▶ **Your instructions**: Return only the number of lines in the entries below that hold the word "setup".

[Items listed in a dataset]
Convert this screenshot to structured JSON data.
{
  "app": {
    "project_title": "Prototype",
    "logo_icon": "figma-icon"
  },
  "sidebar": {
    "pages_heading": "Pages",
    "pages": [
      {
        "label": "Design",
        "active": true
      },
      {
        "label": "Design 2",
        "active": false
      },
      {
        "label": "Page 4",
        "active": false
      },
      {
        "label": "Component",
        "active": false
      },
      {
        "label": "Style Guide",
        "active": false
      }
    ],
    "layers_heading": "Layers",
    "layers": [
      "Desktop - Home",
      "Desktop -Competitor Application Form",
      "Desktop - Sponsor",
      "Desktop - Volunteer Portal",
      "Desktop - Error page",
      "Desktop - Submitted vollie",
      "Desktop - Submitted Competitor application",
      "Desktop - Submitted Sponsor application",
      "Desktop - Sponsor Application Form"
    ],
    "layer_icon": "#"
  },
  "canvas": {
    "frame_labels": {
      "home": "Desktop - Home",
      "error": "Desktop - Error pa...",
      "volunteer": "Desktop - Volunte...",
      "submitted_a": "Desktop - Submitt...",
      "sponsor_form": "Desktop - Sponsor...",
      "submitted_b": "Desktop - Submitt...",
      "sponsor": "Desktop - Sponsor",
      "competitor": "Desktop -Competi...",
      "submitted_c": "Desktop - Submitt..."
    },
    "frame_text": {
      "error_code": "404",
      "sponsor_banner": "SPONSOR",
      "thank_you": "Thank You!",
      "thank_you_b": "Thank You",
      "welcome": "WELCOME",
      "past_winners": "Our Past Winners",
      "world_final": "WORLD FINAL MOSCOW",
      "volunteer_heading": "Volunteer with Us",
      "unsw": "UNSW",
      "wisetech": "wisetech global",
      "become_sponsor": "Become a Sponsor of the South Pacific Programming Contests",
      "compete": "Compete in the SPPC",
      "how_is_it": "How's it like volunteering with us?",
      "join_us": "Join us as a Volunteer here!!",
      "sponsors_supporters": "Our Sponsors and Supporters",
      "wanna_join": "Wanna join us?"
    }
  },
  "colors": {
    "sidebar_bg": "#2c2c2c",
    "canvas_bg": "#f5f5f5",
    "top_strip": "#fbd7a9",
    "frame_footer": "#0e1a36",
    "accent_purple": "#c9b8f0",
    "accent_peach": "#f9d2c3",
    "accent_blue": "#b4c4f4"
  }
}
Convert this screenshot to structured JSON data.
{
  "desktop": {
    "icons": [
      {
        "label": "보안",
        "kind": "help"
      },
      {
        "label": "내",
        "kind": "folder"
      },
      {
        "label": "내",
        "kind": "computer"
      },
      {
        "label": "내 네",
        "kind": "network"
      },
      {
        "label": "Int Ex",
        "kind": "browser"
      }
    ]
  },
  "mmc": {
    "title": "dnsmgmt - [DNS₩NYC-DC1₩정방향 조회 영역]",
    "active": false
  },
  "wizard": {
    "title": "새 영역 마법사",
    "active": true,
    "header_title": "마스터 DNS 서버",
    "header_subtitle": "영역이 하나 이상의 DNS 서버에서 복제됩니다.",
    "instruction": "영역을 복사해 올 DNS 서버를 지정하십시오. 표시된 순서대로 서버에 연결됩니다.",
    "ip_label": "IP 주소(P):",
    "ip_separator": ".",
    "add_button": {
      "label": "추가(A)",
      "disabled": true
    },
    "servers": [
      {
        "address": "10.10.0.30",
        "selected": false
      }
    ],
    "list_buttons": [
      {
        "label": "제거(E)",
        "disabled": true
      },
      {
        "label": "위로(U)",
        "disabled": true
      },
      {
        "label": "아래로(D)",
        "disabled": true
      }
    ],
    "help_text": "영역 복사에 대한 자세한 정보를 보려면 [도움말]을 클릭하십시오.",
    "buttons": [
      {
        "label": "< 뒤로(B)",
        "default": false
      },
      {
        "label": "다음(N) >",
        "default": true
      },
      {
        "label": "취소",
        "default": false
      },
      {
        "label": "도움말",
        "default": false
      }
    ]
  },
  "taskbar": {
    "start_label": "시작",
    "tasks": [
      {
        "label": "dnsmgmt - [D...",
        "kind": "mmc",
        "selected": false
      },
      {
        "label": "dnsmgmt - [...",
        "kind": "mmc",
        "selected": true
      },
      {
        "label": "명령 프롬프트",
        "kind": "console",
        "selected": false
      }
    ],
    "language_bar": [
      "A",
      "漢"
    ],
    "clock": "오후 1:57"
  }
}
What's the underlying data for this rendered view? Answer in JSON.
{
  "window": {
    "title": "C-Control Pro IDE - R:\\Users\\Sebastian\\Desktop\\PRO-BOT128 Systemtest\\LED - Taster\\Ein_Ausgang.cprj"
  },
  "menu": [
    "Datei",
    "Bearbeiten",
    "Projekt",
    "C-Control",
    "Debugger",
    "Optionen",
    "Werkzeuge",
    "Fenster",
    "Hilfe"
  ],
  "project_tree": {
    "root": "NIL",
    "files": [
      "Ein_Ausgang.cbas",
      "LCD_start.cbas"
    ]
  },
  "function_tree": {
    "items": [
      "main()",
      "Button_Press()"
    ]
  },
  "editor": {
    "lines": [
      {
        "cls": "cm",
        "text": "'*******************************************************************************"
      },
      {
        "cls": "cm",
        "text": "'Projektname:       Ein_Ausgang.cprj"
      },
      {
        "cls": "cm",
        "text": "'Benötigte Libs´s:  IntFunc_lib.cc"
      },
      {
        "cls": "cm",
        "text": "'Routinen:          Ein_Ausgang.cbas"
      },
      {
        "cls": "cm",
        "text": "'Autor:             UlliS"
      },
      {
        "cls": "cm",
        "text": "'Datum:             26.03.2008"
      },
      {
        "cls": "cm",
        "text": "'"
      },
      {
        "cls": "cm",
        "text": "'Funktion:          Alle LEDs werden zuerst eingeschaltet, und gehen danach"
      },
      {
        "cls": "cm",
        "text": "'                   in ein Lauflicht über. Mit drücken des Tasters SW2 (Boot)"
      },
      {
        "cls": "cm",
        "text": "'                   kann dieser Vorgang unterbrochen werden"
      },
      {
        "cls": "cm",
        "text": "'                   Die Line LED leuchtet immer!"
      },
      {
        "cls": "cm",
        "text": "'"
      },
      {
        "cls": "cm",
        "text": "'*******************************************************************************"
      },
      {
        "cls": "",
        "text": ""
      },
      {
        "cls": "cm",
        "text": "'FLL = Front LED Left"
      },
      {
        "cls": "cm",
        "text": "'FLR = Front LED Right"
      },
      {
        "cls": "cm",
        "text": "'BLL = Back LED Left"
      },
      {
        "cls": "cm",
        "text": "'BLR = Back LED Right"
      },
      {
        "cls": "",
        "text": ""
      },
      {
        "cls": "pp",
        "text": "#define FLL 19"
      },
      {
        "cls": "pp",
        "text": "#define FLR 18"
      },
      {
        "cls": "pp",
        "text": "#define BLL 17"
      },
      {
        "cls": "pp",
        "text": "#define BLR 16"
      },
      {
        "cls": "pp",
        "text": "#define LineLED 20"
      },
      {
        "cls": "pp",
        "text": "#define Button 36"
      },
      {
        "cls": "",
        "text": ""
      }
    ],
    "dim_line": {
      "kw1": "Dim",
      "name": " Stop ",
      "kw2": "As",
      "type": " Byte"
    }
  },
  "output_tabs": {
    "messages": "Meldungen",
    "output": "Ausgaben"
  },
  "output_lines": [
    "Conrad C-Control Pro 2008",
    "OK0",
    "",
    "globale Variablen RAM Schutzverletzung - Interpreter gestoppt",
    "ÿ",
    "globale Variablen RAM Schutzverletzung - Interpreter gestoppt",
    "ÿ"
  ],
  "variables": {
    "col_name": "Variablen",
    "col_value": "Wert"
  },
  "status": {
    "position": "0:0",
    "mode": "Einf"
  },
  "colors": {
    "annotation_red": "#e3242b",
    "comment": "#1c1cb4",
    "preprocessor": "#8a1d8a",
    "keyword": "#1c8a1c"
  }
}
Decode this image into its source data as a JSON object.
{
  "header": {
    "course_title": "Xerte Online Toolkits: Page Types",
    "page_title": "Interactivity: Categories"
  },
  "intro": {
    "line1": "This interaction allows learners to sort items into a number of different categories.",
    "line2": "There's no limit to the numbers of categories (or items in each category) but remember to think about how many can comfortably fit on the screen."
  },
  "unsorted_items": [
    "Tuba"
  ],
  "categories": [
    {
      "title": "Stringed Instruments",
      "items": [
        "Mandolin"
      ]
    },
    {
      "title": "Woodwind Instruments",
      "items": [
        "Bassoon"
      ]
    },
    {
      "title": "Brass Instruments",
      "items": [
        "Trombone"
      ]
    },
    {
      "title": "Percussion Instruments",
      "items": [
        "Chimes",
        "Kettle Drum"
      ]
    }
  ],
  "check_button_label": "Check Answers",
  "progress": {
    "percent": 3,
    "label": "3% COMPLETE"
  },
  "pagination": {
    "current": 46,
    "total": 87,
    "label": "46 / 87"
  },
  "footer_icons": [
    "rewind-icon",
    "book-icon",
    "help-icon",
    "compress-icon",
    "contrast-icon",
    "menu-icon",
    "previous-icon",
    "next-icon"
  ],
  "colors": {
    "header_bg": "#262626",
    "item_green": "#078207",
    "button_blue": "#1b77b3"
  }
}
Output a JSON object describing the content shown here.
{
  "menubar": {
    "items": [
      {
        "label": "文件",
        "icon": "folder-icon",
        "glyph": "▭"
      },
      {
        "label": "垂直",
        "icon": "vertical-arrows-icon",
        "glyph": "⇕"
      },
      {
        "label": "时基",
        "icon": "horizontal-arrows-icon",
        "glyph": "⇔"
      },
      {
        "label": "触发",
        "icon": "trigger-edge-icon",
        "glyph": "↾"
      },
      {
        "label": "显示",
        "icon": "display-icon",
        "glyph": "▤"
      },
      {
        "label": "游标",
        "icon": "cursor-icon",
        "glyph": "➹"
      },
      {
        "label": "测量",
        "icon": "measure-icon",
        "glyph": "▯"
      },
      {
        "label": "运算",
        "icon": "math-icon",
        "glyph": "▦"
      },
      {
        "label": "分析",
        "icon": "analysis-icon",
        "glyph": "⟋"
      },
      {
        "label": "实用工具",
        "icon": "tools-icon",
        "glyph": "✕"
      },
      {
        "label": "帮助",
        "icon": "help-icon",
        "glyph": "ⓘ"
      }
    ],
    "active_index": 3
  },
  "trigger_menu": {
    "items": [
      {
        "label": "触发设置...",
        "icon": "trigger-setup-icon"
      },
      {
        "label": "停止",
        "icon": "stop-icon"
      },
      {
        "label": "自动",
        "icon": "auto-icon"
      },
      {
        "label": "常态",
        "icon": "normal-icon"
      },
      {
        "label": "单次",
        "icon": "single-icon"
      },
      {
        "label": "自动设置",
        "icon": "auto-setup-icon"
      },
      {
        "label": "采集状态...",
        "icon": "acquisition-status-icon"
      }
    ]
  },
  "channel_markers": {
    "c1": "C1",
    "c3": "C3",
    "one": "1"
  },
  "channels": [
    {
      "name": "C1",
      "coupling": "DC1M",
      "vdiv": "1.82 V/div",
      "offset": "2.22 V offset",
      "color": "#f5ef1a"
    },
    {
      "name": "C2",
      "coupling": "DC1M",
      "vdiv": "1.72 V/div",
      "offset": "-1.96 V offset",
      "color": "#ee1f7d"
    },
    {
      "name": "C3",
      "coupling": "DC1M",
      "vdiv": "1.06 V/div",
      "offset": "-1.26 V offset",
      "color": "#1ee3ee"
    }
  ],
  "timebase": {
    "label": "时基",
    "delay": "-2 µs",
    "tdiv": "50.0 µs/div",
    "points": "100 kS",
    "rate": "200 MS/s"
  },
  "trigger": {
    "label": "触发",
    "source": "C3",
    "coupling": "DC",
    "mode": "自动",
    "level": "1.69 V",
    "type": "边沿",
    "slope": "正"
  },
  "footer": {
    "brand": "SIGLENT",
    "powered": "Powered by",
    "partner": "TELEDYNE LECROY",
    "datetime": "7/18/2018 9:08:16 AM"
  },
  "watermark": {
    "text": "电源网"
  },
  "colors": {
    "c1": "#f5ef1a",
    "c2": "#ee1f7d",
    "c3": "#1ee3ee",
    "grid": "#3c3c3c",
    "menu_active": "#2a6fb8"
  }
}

▶ **Solved exercise**: 2